理解の確認:
(a) キャパシタについての本文抜粋を、「図6に示すように、0〜10G」を含む箇所から書き始め、「入力及び出力するためである。」の直後で止めて、一字一句違えずに繰り返してください。
(b) キャパシタについての本文抜粋を、最後の文の次から書き継いでください。

本文抜粋:
図6に示すように、0〜10GHz程度の低周波数帯域においては信号が大きく抑圧されている。キャパシタCが低周波数の信号を抑圧するためである。20〜180GHzでは通過量が大きい。80GHzにおける通過量は−0.155dBである。高周波信号がキャパシタCを通じて半導体装置100に入力及び出力するためである。
【0036】
図3(a)に示すように接続箇所16cが境界13dと対向することが好ましい。接続箇所16cが境界13dと対向することで、伝送線路15から見て電極面16bの全体が等価な電極となる。電極面16bが等価な電極となることで、試験及び使用時において領域13a及び13bが互いに等価な電極として機能する。伝送線路15のレイアウトなどに応じて、接続箇所16cの位置を変え、例えば領域13aと対向させてもよいし、領域13bと対向させてもよい。
【0037】
キャパシタCの容量値は領域13a及び13bの面積、電極面16bの面積、距離D(
図1(b)参照)、及び絶縁層14dの誘電率などに応じて変化する。使用する信号の周波数などに応じて、所望の容量値が得られればよい。電極面16bはパッド13より小さくてもよいし大きくてもよく、またパッド13と同一の形状及び寸法を有してもよい。絶縁層14は例えばポリイミドなどの樹脂、及び窒化シリコンなどの絶縁体により形成してもよい。なお、ビア配線11及び38、パッド13の領域13a及び13b、信号配線16、基準層18、端子32及び34は例えば銅(Cu)及び金(Au)などの金属により形成されている。下地層13cは例えばニッケル(Ni)などの金属により形成されている。半田ボール26は例えば錫銀(Sn−Ag)などを主成分とする半田により形成されている。

学習資料:
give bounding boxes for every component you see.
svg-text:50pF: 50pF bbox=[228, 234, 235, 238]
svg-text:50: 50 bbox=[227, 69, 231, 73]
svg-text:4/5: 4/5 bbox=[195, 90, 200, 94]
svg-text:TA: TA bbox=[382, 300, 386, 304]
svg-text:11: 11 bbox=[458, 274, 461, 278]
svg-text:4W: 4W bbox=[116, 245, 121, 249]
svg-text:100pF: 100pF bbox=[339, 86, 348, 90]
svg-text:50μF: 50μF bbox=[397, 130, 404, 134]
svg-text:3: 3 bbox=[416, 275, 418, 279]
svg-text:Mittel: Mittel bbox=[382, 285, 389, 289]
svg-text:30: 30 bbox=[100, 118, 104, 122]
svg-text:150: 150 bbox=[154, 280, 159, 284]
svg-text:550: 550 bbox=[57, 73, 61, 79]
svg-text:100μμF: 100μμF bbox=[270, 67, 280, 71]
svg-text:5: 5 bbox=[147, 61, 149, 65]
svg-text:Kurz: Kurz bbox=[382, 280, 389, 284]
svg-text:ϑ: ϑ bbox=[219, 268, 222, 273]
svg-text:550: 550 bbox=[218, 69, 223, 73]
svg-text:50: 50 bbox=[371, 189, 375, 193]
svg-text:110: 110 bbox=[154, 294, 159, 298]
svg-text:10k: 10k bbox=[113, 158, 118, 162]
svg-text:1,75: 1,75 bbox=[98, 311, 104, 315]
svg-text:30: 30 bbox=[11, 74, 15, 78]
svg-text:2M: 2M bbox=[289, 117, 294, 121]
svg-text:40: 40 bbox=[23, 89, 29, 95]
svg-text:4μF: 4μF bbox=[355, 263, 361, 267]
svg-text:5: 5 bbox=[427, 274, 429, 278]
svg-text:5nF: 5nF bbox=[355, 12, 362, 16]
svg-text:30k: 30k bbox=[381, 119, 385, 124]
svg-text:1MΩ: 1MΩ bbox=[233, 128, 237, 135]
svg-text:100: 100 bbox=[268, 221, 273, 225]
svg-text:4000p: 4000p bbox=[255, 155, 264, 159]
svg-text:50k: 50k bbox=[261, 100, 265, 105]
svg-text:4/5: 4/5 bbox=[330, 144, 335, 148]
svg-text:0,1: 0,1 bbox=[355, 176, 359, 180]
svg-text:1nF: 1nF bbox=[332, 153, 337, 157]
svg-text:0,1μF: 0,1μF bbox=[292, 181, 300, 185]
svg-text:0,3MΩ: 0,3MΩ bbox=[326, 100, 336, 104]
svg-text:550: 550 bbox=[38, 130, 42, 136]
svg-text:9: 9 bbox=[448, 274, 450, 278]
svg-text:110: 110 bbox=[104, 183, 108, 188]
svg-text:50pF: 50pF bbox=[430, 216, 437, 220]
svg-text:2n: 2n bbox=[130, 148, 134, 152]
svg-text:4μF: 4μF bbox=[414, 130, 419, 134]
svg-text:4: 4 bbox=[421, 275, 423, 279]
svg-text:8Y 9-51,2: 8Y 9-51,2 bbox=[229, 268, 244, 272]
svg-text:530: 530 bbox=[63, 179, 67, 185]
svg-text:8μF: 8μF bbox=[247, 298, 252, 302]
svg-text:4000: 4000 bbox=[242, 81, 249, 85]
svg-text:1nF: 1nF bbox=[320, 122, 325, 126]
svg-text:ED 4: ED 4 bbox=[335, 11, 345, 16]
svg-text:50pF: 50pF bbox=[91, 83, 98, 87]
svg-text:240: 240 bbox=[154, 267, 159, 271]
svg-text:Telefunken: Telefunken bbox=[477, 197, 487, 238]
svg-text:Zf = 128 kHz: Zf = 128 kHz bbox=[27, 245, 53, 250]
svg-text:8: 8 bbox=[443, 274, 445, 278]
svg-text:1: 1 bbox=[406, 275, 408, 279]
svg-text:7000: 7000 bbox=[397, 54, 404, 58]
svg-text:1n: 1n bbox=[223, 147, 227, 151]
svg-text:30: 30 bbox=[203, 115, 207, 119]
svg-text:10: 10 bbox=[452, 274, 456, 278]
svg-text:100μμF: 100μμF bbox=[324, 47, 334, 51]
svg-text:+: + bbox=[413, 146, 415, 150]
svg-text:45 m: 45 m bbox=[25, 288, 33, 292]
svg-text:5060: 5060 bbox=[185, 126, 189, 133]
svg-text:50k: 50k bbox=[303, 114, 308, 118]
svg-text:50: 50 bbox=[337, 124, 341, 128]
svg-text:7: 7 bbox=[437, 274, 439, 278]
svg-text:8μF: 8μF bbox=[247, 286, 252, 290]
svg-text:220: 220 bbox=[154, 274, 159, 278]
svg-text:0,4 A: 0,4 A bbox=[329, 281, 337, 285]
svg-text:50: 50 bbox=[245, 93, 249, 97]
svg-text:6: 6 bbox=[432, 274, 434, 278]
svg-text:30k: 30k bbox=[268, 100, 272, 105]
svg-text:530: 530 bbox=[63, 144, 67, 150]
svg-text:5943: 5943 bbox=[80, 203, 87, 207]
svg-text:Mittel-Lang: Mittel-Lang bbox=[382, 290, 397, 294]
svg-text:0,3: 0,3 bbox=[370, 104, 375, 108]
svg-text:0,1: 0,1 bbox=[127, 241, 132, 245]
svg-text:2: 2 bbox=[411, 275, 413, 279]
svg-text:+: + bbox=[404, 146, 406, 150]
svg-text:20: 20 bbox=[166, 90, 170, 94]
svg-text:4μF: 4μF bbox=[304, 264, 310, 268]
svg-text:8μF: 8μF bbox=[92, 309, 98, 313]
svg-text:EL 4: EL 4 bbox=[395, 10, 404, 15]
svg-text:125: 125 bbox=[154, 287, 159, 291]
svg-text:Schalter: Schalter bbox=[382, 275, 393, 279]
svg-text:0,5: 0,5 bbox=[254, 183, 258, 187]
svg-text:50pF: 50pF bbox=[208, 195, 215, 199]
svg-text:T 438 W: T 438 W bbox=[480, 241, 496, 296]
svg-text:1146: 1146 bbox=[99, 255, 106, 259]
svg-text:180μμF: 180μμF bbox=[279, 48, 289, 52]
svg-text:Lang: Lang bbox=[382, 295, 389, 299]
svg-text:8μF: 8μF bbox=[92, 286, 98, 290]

解答:
(a)
図6に示すように、0〜10GHz程度の低周波数帯域においては信号が大きく抑圧されている。キャパシタCが低周波数の信号を抑圧するためである。20〜180GHzでは通過量が大きい。80GHzにおける通過量は−0.155dBである。高周波信号がキャパシタCを通じて半導体装置100に入力及び出力するためである。

(b)
【実施例2】
【0038】
実施例2は配線部16aと電極面16bとの接続箇所16cの位置を変更した例である。
図7(a)は実施例2に係る半導体装置200を例示する断面図である。
図7(b)はパッド13付近を拡大した断面図である。
図7(c)はパッド13及び信号配線16を模式的に示す斜視図である。
【0039】
図7(a)及び
図7(b)に示すように、信号配線16は同一平面内を延びる。
図7(b)に示すように、配線部16a及び電極面16bの両方が絶縁層14cに設けられている。
図7(c)に示すように、配線部16aは、電極面16bの背面に回りこむように屈曲している。接続箇所16cは電極面16bの背面に位置し、領域13a及び13bの境界13dと対向する。
【0040】
実施例2によれば、実施例1と同様に、パッド13と電極面16bとがキャパシタCを形成する。このため特性の差異が抑制される。配線部16aと電極面16bとが同一平面内に位置するため、絶縁層14を薄くしても、配線部16a及び電極面16bを形成することが可能である。半導体装置200の薄型化が可能となる。
【0041】
図7(c)に示すように接続箇所16cが境界13dと対向することが好ましい。接続箇所16cが境界13dと対向することで、伝送線路15から見て電極面16bの全体が等価な電極となり、領域13a及び13bも互いに等価な電極として機能する。伝送線路15のレイアウトなどに応じて、接続箇所16cは境界13dと対向せず、例えば電極面16bの右端及び左端などに位置してもよい。
【実施例3】
【0042】
実施例3はキャパシタCが不要な信号を抑圧するフィルタとして機能する例である。
図8(a)は実施例3におけるパッド13付近を拡大した平面図である。
図8(a)に示すように、パッド13と基準層18とが、配線17により電気的に接続されている。断面図は省略するが、配線17はパッド13及び基準層18と同じく絶縁層14e(
図2(a)参照)に設けられている。
【0043】
配線17はインダクタ成分を有するため、キャパシタCと配線17とは基準層18に接続されたフィルタとして機能する。キャパシタCの容量値、及び配線17のインダクタンス値に応じて、信号配線16を流れる信号のうち所定の周波数の信号が基準層18に流れ込む。このフィルタを用いて、不要な信号を抑圧することができる。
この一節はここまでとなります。